REQUIREMENT: Below is a block of records; return all of them exactly, but without the images.

INPUT:
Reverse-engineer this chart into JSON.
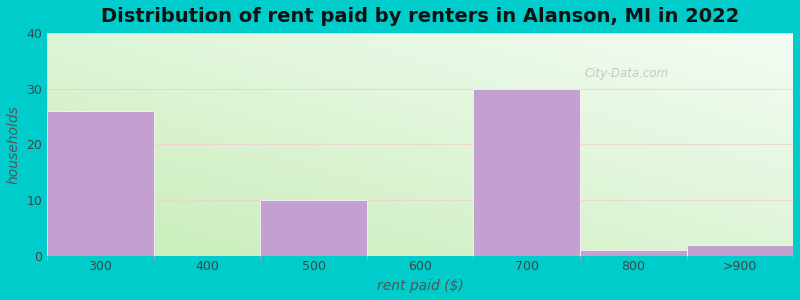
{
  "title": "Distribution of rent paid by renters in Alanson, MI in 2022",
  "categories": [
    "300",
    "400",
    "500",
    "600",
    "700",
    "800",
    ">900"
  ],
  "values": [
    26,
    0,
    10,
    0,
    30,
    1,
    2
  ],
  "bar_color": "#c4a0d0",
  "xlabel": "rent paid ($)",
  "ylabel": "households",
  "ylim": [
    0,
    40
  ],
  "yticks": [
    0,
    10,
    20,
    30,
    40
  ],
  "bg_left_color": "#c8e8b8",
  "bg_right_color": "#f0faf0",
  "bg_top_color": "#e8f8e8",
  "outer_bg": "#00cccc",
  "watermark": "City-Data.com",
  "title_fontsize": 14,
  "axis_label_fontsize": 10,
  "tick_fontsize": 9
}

RESULT:
Reverse-engineer this chart into JSON.
{
  "title": "Distribution of rent paid by renters in Alanson, MI in 2022",
  "categories": [
    "300",
    "400",
    "500",
    "600",
    "700",
    "800",
    ">900"
  ],
  "values": [
    26,
    0,
    10,
    0,
    30,
    1,
    2
  ],
  "bar_color": "#c4a0d0",
  "xlabel": "rent paid ($)",
  "ylabel": "households",
  "ylim": [
    0,
    40
  ],
  "yticks": [
    0,
    10,
    20,
    30,
    40
  ],
  "bg_left_color": "#c8e8b8",
  "bg_right_color": "#f0faf0",
  "bg_top_color": "#e8f8e8",
  "outer_bg": "#00cccc",
  "watermark": "City-Data.com",
  "title_fontsize": 14,
  "axis_label_fontsize": 10,
  "tick_fontsize": 9
}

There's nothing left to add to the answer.